### Exercise
Give the number of lines holding the string "BINANCE" and nothing more.

### Exercise input
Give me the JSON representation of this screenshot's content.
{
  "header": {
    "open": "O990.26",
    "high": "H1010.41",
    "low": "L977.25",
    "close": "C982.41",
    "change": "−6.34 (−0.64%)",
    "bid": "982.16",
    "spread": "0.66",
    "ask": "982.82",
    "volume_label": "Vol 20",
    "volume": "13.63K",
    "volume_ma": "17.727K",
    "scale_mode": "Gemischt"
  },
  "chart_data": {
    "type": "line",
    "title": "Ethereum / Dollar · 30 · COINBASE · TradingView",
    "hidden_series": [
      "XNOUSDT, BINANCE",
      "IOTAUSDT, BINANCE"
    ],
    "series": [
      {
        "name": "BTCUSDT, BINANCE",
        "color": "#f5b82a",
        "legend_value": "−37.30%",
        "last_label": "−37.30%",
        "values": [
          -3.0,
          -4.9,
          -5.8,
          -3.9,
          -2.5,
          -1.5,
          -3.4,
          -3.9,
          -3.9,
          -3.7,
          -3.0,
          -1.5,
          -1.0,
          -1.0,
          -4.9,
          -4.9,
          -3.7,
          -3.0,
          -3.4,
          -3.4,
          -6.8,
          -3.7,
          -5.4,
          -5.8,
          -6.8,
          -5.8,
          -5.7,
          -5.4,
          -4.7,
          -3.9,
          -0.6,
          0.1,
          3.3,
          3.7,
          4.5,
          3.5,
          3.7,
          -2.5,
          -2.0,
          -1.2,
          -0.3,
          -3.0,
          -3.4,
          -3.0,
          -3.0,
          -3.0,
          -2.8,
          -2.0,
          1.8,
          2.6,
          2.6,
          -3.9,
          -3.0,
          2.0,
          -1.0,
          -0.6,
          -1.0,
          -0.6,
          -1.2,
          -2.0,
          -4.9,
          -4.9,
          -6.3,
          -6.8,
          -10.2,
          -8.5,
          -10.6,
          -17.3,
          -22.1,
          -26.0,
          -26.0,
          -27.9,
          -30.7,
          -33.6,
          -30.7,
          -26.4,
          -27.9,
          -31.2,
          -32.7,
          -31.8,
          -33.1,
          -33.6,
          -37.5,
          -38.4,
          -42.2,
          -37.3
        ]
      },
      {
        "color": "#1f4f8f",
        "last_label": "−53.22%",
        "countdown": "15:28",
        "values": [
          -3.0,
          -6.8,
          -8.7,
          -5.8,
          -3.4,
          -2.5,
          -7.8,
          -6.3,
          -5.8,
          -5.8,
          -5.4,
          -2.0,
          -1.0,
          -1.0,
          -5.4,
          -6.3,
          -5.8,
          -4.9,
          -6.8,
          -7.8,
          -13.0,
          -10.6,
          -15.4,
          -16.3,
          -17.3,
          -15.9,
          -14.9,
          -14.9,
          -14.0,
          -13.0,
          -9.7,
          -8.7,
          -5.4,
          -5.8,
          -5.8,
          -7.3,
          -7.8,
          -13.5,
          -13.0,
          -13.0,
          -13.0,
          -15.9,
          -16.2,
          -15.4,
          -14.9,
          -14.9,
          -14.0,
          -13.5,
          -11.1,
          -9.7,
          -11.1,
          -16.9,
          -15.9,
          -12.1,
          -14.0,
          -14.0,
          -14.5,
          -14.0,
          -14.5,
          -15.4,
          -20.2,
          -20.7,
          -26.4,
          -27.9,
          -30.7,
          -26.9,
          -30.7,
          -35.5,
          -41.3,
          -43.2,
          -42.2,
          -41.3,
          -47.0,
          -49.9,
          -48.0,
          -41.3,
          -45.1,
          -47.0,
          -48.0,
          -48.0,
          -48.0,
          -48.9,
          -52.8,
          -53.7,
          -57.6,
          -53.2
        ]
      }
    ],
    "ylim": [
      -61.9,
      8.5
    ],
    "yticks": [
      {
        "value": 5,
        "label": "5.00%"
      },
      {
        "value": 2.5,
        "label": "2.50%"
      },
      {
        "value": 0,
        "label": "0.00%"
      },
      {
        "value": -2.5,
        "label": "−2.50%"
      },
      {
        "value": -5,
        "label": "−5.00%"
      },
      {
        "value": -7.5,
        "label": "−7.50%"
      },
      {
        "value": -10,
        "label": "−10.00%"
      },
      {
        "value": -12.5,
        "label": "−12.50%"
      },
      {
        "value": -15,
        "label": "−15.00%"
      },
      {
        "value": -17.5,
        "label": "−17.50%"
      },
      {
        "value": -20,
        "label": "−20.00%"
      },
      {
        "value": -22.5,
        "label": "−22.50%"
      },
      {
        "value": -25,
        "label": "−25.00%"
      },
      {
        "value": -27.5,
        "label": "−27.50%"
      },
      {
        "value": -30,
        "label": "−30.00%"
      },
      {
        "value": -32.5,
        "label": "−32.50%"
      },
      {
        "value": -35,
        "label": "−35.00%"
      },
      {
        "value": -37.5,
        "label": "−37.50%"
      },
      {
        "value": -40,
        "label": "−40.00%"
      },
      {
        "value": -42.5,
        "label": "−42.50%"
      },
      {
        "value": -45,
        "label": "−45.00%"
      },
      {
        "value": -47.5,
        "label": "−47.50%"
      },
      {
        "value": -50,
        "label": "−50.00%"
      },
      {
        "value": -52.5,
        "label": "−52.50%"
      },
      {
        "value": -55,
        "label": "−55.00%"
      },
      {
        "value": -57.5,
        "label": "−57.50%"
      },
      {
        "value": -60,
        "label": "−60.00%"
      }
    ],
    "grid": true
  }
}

### Reply to the exercise
3